GIVEN TASK:
Set down the material below word for word, excluding the pictures.
— Begin —
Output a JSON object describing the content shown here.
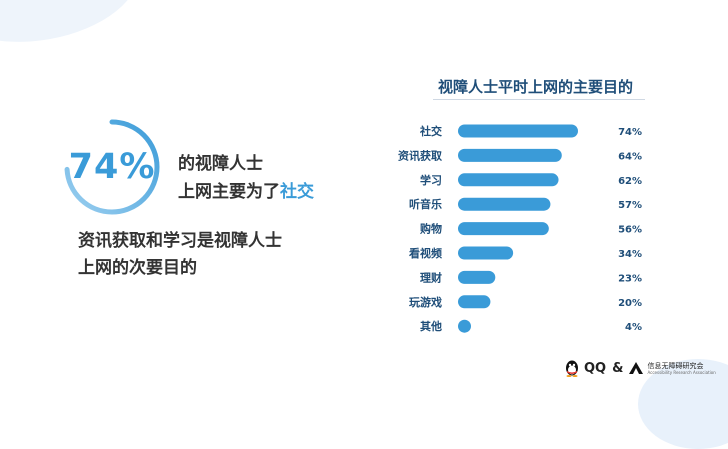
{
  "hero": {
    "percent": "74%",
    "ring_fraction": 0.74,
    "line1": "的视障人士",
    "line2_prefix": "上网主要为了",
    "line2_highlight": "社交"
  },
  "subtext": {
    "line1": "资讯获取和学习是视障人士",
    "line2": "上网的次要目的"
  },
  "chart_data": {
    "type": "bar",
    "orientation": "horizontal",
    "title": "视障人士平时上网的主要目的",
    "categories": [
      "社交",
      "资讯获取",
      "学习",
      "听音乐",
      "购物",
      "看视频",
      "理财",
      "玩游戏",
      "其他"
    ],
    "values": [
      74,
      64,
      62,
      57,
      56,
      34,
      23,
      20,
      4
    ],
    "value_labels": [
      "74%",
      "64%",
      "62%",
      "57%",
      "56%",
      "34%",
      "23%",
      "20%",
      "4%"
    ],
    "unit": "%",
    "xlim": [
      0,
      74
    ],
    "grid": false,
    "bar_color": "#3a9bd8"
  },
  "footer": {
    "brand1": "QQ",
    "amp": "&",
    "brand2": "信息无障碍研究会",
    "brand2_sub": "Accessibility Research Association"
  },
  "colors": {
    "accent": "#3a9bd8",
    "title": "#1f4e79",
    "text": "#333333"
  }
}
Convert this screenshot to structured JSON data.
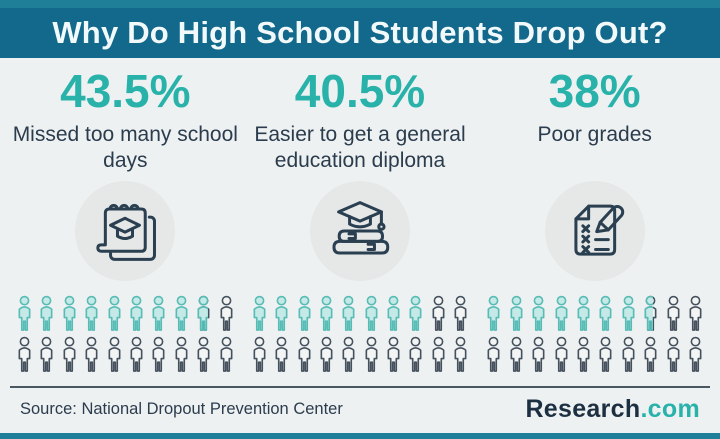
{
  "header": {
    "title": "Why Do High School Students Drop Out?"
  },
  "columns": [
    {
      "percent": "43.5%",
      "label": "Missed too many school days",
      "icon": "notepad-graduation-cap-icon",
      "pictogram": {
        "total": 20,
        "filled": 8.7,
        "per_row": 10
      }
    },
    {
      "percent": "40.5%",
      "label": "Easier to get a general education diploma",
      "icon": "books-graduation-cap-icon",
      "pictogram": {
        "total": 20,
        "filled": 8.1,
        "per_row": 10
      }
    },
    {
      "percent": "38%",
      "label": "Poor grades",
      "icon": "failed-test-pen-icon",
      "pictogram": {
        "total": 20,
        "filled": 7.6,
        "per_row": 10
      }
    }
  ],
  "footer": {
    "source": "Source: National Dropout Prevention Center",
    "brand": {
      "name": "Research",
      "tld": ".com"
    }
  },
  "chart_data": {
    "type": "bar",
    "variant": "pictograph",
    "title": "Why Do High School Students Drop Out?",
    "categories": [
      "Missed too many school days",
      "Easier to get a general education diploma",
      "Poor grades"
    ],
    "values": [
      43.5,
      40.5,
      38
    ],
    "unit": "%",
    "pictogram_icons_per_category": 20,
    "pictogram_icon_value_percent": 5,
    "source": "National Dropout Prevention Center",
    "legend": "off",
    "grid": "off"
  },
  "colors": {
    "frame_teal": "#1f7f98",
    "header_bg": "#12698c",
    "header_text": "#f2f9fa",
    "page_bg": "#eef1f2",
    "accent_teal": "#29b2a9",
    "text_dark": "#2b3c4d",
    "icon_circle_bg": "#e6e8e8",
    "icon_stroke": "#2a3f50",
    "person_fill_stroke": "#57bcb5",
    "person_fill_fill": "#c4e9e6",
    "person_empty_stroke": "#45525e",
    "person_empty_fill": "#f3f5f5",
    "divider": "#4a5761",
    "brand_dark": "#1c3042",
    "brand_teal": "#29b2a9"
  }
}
— End —
THE REPLY:
Output a JSON object describing the content shown here.
{
  "hero": {
    "percent": "74%",
    "ring_fraction": 0.74,
    "line1": "的视障人士",
    "line2_prefix": "上网主要为了",
    "line2_highlight": "社交"
  },
  "subtext": {
    "line1": "资讯获取和学习是视障人士",
    "line2": "上网的次要目的"
  },
  "chart_data": {
    "type": "bar",
    "orientation": "horizontal",
    "title": "视障人士平时上网的主要目的",
    "categories": [
      "社交",
      "资讯获取",
      "学习",
      "听音乐",
      "购物",
      "看视频",
      "理财",
      "玩游戏",
      "其他"
    ],
    "values": [
      74,
      64,
      62,
      57,
      56,
      34,
      23,
      20,
      4
    ],
    "value_labels": [
      "74%",
      "64%",
      "62%",
      "57%",
      "56%",
      "34%",
      "23%",
      "20%",
      "4%"
    ],
    "unit": "%",
    "xlim": [
      0,
      74
    ],
    "grid": false,
    "bar_color": "#3a9bd8"
  },
  "footer": {
    "brand1": "QQ",
    "amp": "&",
    "brand2": "信息无障碍研究会",
    "brand2_sub": "Accessibility Research Association"
  },
  "colors": {
    "accent": "#3a9bd8",
    "title": "#1f4e79",
    "text": "#333333"
  }
}
Convert this screenshot to structured JSON data.
{
  "header": {
    "title": "Why Do High School Students Drop Out?"
  },
  "columns": [
    {
      "percent": "43.5%",
      "label": "Missed too many school days",
      "icon": "notepad-graduation-cap-icon",
      "pictogram": {
        "total": 20,
        "filled": 8.7,
        "per_row": 10
      }
    },
    {
      "percent": "40.5%",
      "label": "Easier to get a general education diploma",
      "icon": "books-graduation-cap-icon",
      "pictogram": {
        "total": 20,
        "filled": 8.1,
        "per_row": 10
      }
    },
    {
      "percent": "38%",
      "label": "Poor grades",
      "icon": "failed-test-pen-icon",
      "pictogram": {
        "total": 20,
        "filled": 7.6,
        "per_row": 10
      }
    }
  ],
  "footer": {
    "source": "Source: National Dropout Prevention Center",
    "brand": {
      "name": "Research",
      "tld": ".com"
    }
  },
  "chart_data": {
    "type": "bar",
    "variant": "pictograph",
    "title": "Why Do High School Students Drop Out?",
    "categories": [
      "Missed too many school days",
      "Easier to get a general education diploma",
      "Poor grades"
    ],
    "values": [
      43.5,
      40.5,
      38
    ],
    "unit": "%",
    "pictogram_icons_per_category": 20,
    "pictogram_icon_value_percent": 5,
    "source": "National Dropout Prevention Center",
    "legend": "off",
    "grid": "off"
  },
  "colors": {
    "frame_teal": "#1f7f98",
    "header_bg": "#12698c",
    "header_text": "#f2f9fa",
    "page_bg": "#eef1f2",
    "accent_teal": "#29b2a9",
    "text_dark": "#2b3c4d",
    "icon_circle_bg": "#e6e8e8",
    "icon_stroke": "#2a3f50",
    "person_fill_stroke": "#57bcb5",
    "person_fill_fill": "#c4e9e6",
    "person_empty_stroke": "#45525e",
    "person_empty_fill": "#f3f5f5",
    "divider": "#4a5761",
    "brand_dark": "#1c3042",
    "brand_teal": "#29b2a9"
  }
}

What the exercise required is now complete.